Copy all the data exactly, except the pictures.

Start

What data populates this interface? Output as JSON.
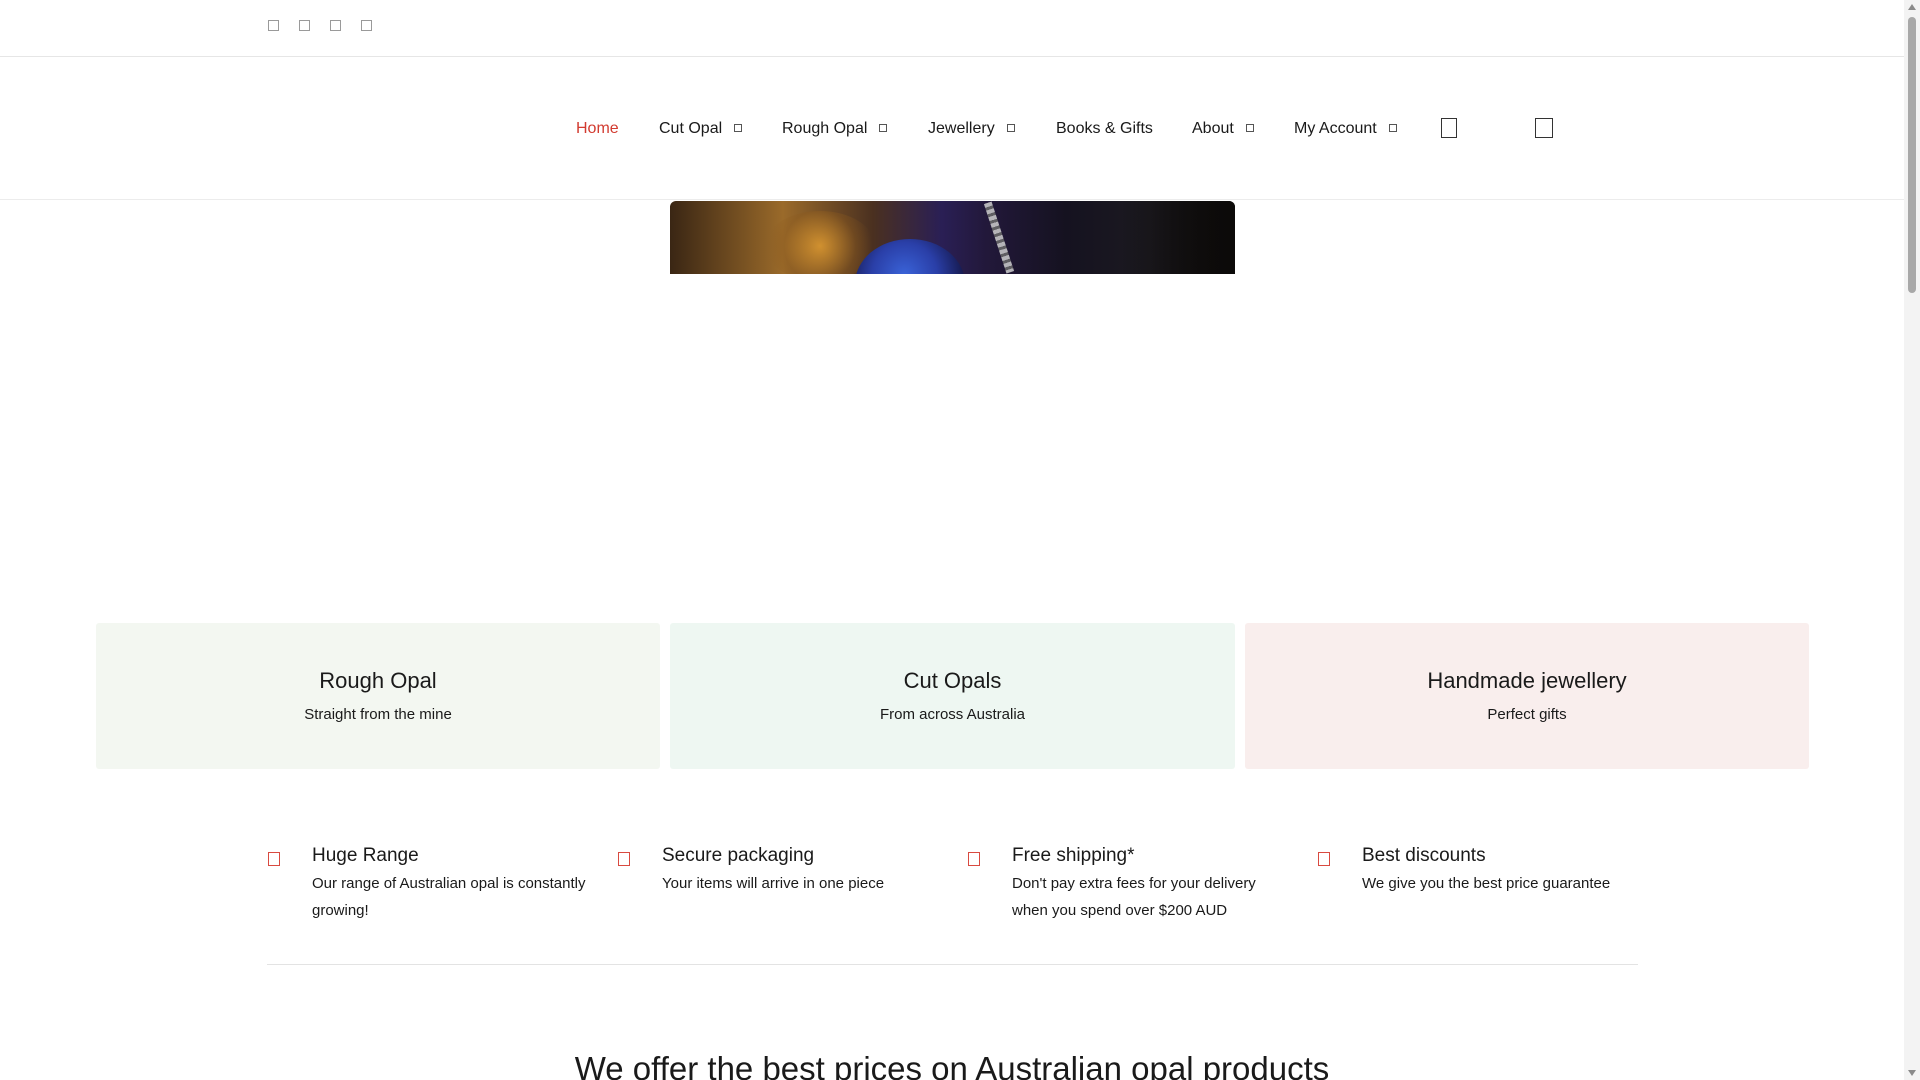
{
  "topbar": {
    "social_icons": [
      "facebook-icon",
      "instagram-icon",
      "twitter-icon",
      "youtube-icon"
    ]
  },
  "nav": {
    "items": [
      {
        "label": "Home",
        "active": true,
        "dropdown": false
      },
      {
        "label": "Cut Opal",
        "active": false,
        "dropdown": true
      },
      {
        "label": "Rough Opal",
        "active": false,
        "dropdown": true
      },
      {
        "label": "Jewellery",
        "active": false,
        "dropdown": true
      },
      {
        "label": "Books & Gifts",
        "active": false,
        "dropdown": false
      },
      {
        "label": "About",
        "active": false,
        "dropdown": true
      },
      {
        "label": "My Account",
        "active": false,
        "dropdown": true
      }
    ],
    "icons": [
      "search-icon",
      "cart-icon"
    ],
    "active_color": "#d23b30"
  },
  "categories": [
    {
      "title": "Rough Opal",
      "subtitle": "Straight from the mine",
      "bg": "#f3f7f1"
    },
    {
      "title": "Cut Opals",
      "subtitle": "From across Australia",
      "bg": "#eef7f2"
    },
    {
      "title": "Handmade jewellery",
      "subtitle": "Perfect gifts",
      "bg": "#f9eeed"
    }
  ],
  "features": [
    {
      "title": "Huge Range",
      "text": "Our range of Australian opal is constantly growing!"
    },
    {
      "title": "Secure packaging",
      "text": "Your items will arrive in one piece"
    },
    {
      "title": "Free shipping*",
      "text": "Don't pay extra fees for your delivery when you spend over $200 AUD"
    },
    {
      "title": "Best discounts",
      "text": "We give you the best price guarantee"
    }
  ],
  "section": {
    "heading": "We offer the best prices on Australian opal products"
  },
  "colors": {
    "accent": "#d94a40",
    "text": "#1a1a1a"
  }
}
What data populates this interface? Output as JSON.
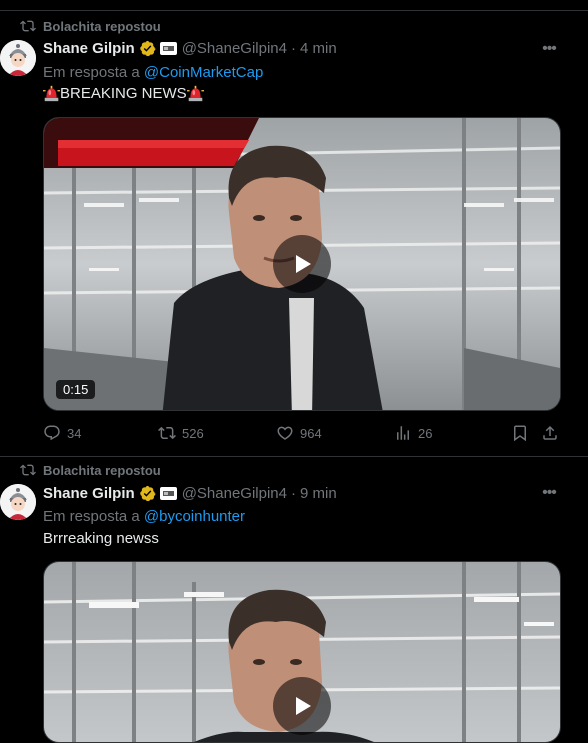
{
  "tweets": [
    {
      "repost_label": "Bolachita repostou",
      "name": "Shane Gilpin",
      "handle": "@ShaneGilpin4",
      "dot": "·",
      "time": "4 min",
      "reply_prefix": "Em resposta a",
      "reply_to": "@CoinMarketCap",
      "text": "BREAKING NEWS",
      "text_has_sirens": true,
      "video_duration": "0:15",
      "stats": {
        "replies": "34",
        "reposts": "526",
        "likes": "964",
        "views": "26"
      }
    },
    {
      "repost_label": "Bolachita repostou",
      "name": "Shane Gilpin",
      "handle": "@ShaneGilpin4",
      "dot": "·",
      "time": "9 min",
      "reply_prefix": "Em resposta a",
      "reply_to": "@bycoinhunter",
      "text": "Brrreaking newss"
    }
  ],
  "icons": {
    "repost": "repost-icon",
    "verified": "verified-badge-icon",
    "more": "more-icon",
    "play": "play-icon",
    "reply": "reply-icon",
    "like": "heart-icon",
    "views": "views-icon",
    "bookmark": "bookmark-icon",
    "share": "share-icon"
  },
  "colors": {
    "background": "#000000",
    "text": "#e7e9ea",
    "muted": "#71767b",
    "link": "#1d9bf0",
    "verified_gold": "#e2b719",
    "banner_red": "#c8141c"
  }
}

End

> _Result_:
What data populates this interface? Output as JSON.
{
  "topbar": {
    "social_icons": [
      "facebook-icon",
      "instagram-icon",
      "twitter-icon",
      "youtube-icon"
    ]
  },
  "nav": {
    "items": [
      {
        "label": "Home",
        "active": true,
        "dropdown": false
      },
      {
        "label": "Cut Opal",
        "active": false,
        "dropdown": true
      },
      {
        "label": "Rough Opal",
        "active": false,
        "dropdown": true
      },
      {
        "label": "Jewellery",
        "active": false,
        "dropdown": true
      },
      {
        "label": "Books & Gifts",
        "active": false,
        "dropdown": false
      },
      {
        "label": "About",
        "active": false,
        "dropdown": true
      },
      {
        "label": "My Account",
        "active": false,
        "dropdown": true
      }
    ],
    "icons": [
      "search-icon",
      "cart-icon"
    ],
    "active_color": "#d23b30"
  },
  "categories": [
    {
      "title": "Rough Opal",
      "subtitle": "Straight from the mine",
      "bg": "#f3f7f1"
    },
    {
      "title": "Cut Opals",
      "subtitle": "From across Australia",
      "bg": "#eef7f2"
    },
    {
      "title": "Handmade jewellery",
      "subtitle": "Perfect gifts",
      "bg": "#f9eeed"
    }
  ],
  "features": [
    {
      "title": "Huge Range",
      "text": "Our range of Australian opal is constantly growing!"
    },
    {
      "title": "Secure packaging",
      "text": "Your items will arrive in one piece"
    },
    {
      "title": "Free shipping*",
      "text": "Don't pay extra fees for your delivery when you spend over $200 AUD"
    },
    {
      "title": "Best discounts",
      "text": "We give you the best price guarantee"
    }
  ],
  "section": {
    "heading": "We offer the best prices on Australian opal products"
  },
  "colors": {
    "accent": "#d94a40",
    "text": "#1a1a1a"
  }
}
What data populates this interface? Output as JSON.
{
  "tweets": [
    {
      "repost_label": "Bolachita repostou",
      "name": "Shane Gilpin",
      "handle": "@ShaneGilpin4",
      "dot": "·",
      "time": "4 min",
      "reply_prefix": "Em resposta a",
      "reply_to": "@CoinMarketCap",
      "text": "BREAKING NEWS",
      "text_has_sirens": true,
      "video_duration": "0:15",
      "stats": {
        "replies": "34",
        "reposts": "526",
        "likes": "964",
        "views": "26"
      }
    },
    {
      "repost_label": "Bolachita repostou",
      "name": "Shane Gilpin",
      "handle": "@ShaneGilpin4",
      "dot": "·",
      "time": "9 min",
      "reply_prefix": "Em resposta a",
      "reply_to": "@bycoinhunter",
      "text": "Brrreaking newss"
    }
  ],
  "icons": {
    "repost": "repost-icon",
    "verified": "verified-badge-icon",
    "more": "more-icon",
    "play": "play-icon",
    "reply": "reply-icon",
    "like": "heart-icon",
    "views": "views-icon",
    "bookmark": "bookmark-icon",
    "share": "share-icon"
  },
  "colors": {
    "background": "#000000",
    "text": "#e7e9ea",
    "muted": "#71767b",
    "link": "#1d9bf0",
    "verified_gold": "#e2b719",
    "banner_red": "#c8141c"
  }
}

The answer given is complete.